■ Task data
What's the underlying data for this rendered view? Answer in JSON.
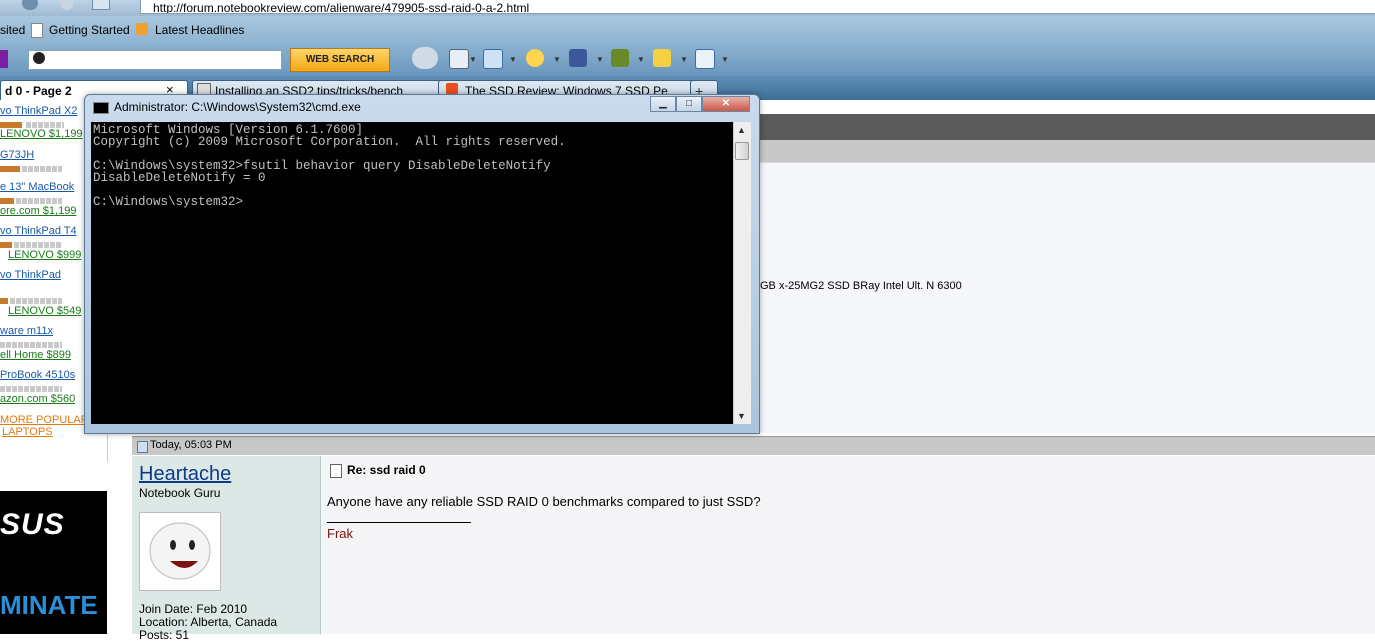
{
  "browser": {
    "url": "http://forum.notebookreview.com/alienware/479905-ssd-raid-0-a-2.html",
    "bookmarks": [
      "sited",
      "Getting Started",
      "Latest Headlines"
    ],
    "search_button": "WEB SEARCH",
    "tabs": [
      {
        "label": "d 0 - Page 2",
        "close": "×"
      },
      {
        "label": "Installing an SSD? tips/tricks/bench"
      },
      {
        "label": "The SSD Review: Windows 7 SSD Pe"
      },
      {
        "label": "+"
      }
    ]
  },
  "left_ads": {
    "items": [
      {
        "title": "vo ThinkPad X2",
        "price": "LENOVO $1,199"
      },
      {
        "title": "G73JH",
        "price": ""
      },
      {
        "title": "e 13\" MacBook",
        "price": "ore.com $1,199"
      },
      {
        "title": "vo ThinkPad T4",
        "price": "LENOVO $999"
      },
      {
        "title": "vo ThinkPad",
        "price": "LENOVO $549"
      },
      {
        "title": "ware m11x",
        "price": "ell Home $899"
      },
      {
        "title": "ProBook 4510s",
        "price": "azon.com $560"
      }
    ],
    "more_popular": "MORE POPULAR",
    "laptops": "LAPTOPS",
    "asus_top": "SUS",
    "asus_bottom": "MINATE"
  },
  "cmd": {
    "title": "Administrator: C:\\Windows\\System32\\cmd.exe",
    "lines": [
      "Microsoft Windows [Version 6.1.7600]",
      "Copyright (c) 2009 Microsoft Corporation.  All rights reserved.",
      "",
      "C:\\Windows\\system32>fsutil behavior query DisableDeleteNotify",
      "DisableDeleteNotify = 0",
      "",
      "C:\\Windows\\system32>"
    ]
  },
  "forum": {
    "signature_specs": "GB x-25MG2 SSD  BRay  Intel Ult. N 6300",
    "post": {
      "date": "Today, 05:03 PM",
      "username": "Heartache",
      "user_title": "Notebook Guru",
      "join_date": "Join Date: Feb 2010",
      "location": "Location: Alberta, Canada",
      "posts": "Posts: 51",
      "title": "Re: ssd raid 0",
      "body": "Anyone have any reliable SSD RAID 0 benchmarks compared to just SSD?",
      "signature": "Frak"
    }
  },
  "colors": {
    "console_bg": "#000000",
    "console_text": "#c0c0c0",
    "link_blue": "#1a5aa8",
    "username_blue": "#0c3a8a"
  }
}
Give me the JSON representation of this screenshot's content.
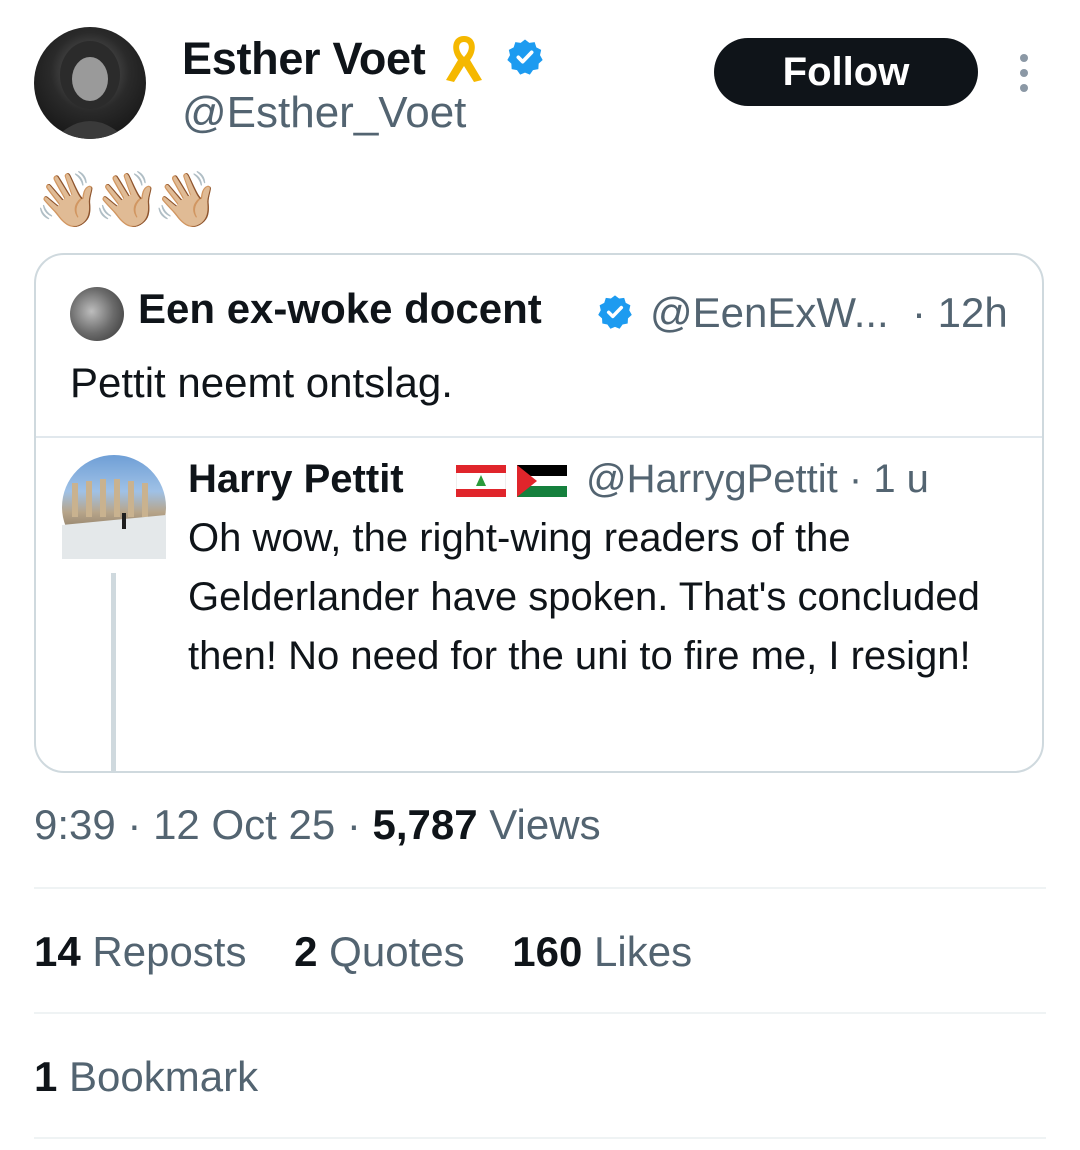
{
  "author": {
    "name": "Esther Voet",
    "handle": "@Esther_Voet",
    "follow_label": "Follow"
  },
  "tweet": {
    "text": "👋🏼👋🏼👋🏼"
  },
  "quoted": {
    "name": "Een ex-woke docent",
    "handle": "@EenExW...",
    "time": "· 12h",
    "text": "Pettit neemt ontslag.",
    "nested": {
      "name": "Harry Pettit",
      "handle": "@HarrygPettit · 1 u",
      "text": "Oh wow, the right-wing readers of the Gelderlander have spoken. That's concluded then! No need for the uni to fire me, I resign!"
    }
  },
  "meta": {
    "time": "9:39",
    "date": "12 Oct 25",
    "views_count": "5,787",
    "views_label": "Views"
  },
  "stats": {
    "reposts_count": "14",
    "reposts_label": "Reposts",
    "quotes_count": "2",
    "quotes_label": "Quotes",
    "likes_count": "160",
    "likes_label": "Likes",
    "bookmarks_count": "1",
    "bookmarks_label": "Bookmark"
  },
  "colors": {
    "verified": "#1d9bf0",
    "secondary_text": "#536471",
    "follow_bg": "#0f1419",
    "ribbon": "#f5b800"
  },
  "icons": [
    "more-vertical-icon",
    "verified-badge-icon",
    "gold-ribbon-icon",
    "lebanon-flag-icon",
    "palestine-flag-icon"
  ]
}
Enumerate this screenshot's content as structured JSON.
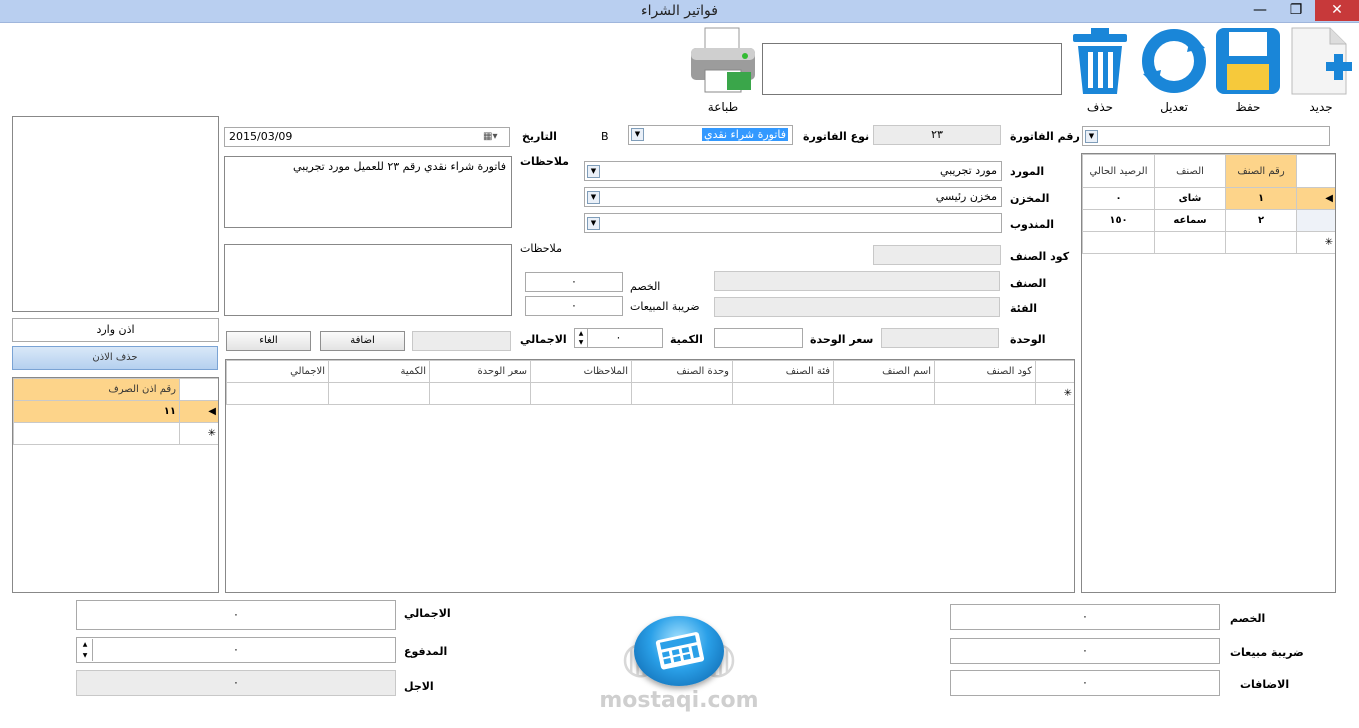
{
  "window": {
    "title": "فواتير الشراء",
    "close": "✕",
    "restore": "❐",
    "minimize": "—"
  },
  "toolbar": {
    "new": "جديد",
    "save": "حفظ",
    "edit": "تعديل",
    "delete": "حذف",
    "print": "طباعة"
  },
  "header": {
    "invoice_no_label": "رقم الفاتورة",
    "invoice_no_value": "٢٣",
    "invoice_type_label": "نوع الفاتورة",
    "invoice_type_value": "فاتورة شراء نقدي",
    "b_marker": "B",
    "date_label": "التاريخ",
    "date_value": "2015/03/09",
    "notes_label": "ملاحظات",
    "notes_value": "فاتورة شراء نقدي رقم  ٢٣  للعميل  مورد تجريبي",
    "notes2_label": "ملاحظات"
  },
  "form": {
    "supplier_label": "المورد",
    "supplier_value": "مورد تجريبي",
    "store_label": "المخزن",
    "store_value": "مخزن رئيسي",
    "rep_label": "المندوب",
    "rep_value": "",
    "item_code_label": "كود الصنف",
    "item_label": "الصنف",
    "category_label": "الفئة",
    "unit_label": "الوحدة",
    "unit_price_label": "سعر الوحدة",
    "qty_label": "الكمية",
    "qty_value": "٠",
    "total_label": "الاجمالي",
    "discount_label": "الخصم",
    "discount_value": "٠",
    "sales_tax_label": "ضريبة المبيعات",
    "sales_tax_value": "٠",
    "add_button": "اضافة",
    "cancel_button": "الغاء"
  },
  "items_grid": {
    "headers": [
      "رقم الصنف",
      "الصنف",
      "الرصيد الحالي"
    ],
    "rows": [
      {
        "no": "١",
        "name": "شاى",
        "balance": "٠"
      },
      {
        "no": "٢",
        "name": "سماعه",
        "balance": "١٥٠"
      }
    ]
  },
  "lines_grid": {
    "headers": [
      "كود الصنف",
      "اسم الصنف",
      "فئة الصنف",
      "وحدة الصنف",
      "الملاحظات",
      "سعر الوحدة",
      "الكمية",
      "الاجمالي"
    ]
  },
  "left_panel": {
    "receipt_label": "اذن وارد",
    "delete_permit_button": "حذف الاذن",
    "permit_grid_header": "رقم اذن الصرف",
    "permit_rows": [
      "١١"
    ]
  },
  "totals": {
    "discount_label": "الخصم",
    "discount_value": "٠",
    "sales_tax_label": "ضريبة مبيعات",
    "sales_tax_value": "٠",
    "additions_label": "الاضافات",
    "additions_value": "٠",
    "total_label": "الاجمالي",
    "total_value": "٠",
    "paid_label": "المدفوع",
    "paid_value": "٠",
    "remaining_label": "الاجل",
    "remaining_value": "٠"
  },
  "watermark": {
    "text": "mostaqi.com"
  },
  "colors": {
    "titlebar": "#b9cff0",
    "selected_row": "#fdd48a",
    "accent_blue": "#1a86d8"
  }
}
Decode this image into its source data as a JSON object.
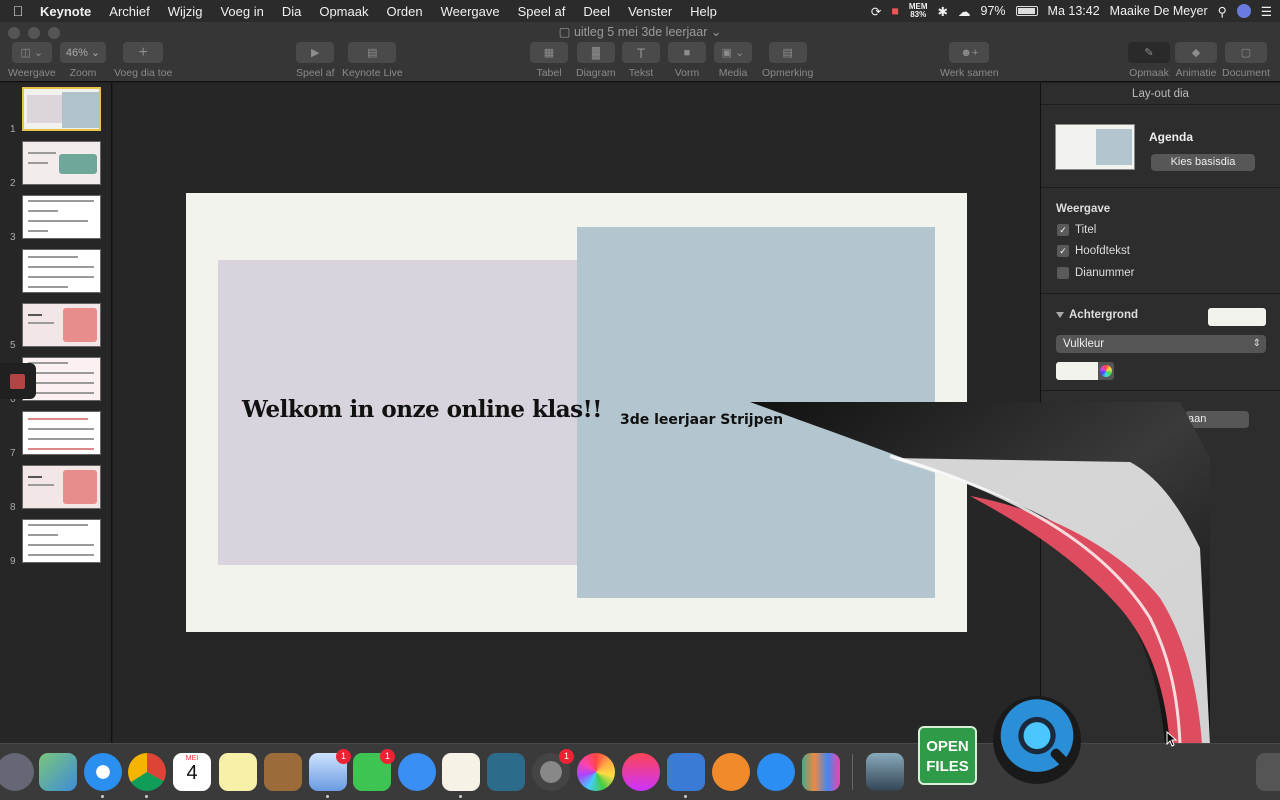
{
  "menubar": {
    "app": "Keynote",
    "menus": [
      "Archief",
      "Wijzig",
      "Voeg in",
      "Dia",
      "Opmaak",
      "Orden",
      "Weergave",
      "Speel af",
      "Deel",
      "Venster",
      "Help"
    ],
    "mem_label": "MEM",
    "mem_value": "83%",
    "battery": "97%",
    "clock": "Ma 13:42",
    "user": "Maaike De Meyer"
  },
  "window": {
    "title": "uitleg 5 mei 3de leerjaar"
  },
  "toolbar": {
    "view": "Weergave",
    "zoom_value": "46%",
    "zoom": "Zoom",
    "add_slide": "Voeg dia toe",
    "play": "Speel af",
    "keynote_live": "Keynote Live",
    "table": "Tabel",
    "chart": "Diagram",
    "text": "Tekst",
    "shape": "Vorm",
    "media": "Media",
    "comment": "Opmerking",
    "collaborate": "Werk samen",
    "format": "Opmaak",
    "animate": "Animatie",
    "document": "Document"
  },
  "navigator": {
    "slides": [
      "1",
      "2",
      "3",
      "5",
      "6",
      "7",
      "8",
      "9"
    ]
  },
  "slide": {
    "title": "Welkom in onze online klas!!",
    "subtitle": "3de leerjaar Strijpen",
    "background_color": "#f3f3ee"
  },
  "inspector": {
    "header": "Lay-out dia",
    "layout_name": "Agenda",
    "change_master": "Kies basisdia",
    "appearance_heading": "Weergave",
    "checks": [
      {
        "label": "Titel",
        "checked": true
      },
      {
        "label": "Hoofdtekst",
        "checked": true
      },
      {
        "label": "Dianummer",
        "checked": false
      }
    ],
    "background_heading": "Achtergrond",
    "fill_type": "Vulkleur",
    "partial_button": "aan"
  },
  "dock": {
    "calendar_month": "MEI",
    "calendar_day": "4",
    "badges": [
      "1",
      "1",
      "1"
    ],
    "open_files": "OPEN FILES"
  }
}
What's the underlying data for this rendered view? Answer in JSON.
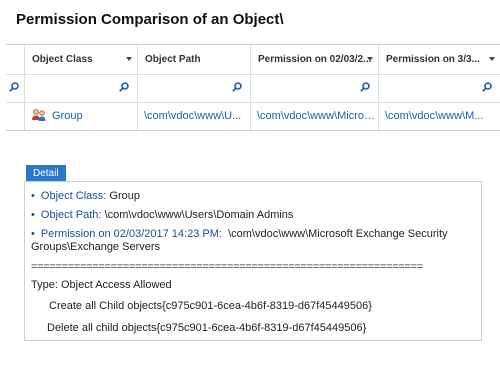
{
  "page": {
    "title": "Permission Comparison of an Object\\"
  },
  "grid": {
    "columns": [
      {
        "label": "Object Class"
      },
      {
        "label": "Object Path"
      },
      {
        "label": "Permission on 02/03/2..."
      },
      {
        "label": "Permission on 3/3..."
      }
    ],
    "row": {
      "object_class": "Group",
      "object_path": "\\com\\vdoc\\www\\U...",
      "perm_a": "\\com\\vdoc\\www\\Micros...",
      "perm_b": "\\com\\vdoc\\www\\M..."
    }
  },
  "detail": {
    "tab_label": "Detail",
    "object_class_label": "Object Class:",
    "object_class_value": "Group",
    "object_path_label": "Object Path:",
    "object_path_value": "\\com\\vdoc\\www\\Users\\Domain Admins",
    "permission_label": "Permission on 02/03/2017 14:23 PM:",
    "permission_value": "\\com\\vdoc\\www\\Microsoft Exchange Security Groups\\Exchange Servers",
    "separator": "================================================================",
    "type_line": "Type: Object Access Allowed",
    "perm_lines": [
      "Create all Child objects{c975c901-6cea-4b6f-8319-d67f45449506}",
      "Delete all child objects{c975c901-6cea-4b6f-8319-d67f45449506}"
    ]
  }
}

■ Exercise task
Report every line containing the word "Windows" from the listing above.

■ Exercise output
        "label": "The SSD Review: Windows 7 SSD Pe"
    "title": "Administrator: C:\\Windows\\System32\\cmd.exe",
      "Microsoft Windows [Version 6.1.7600]",
      "C:\\Windows\\system32>fsutil behavior query DisableDeleteNotify",
      "C:\\Windows\\system32>"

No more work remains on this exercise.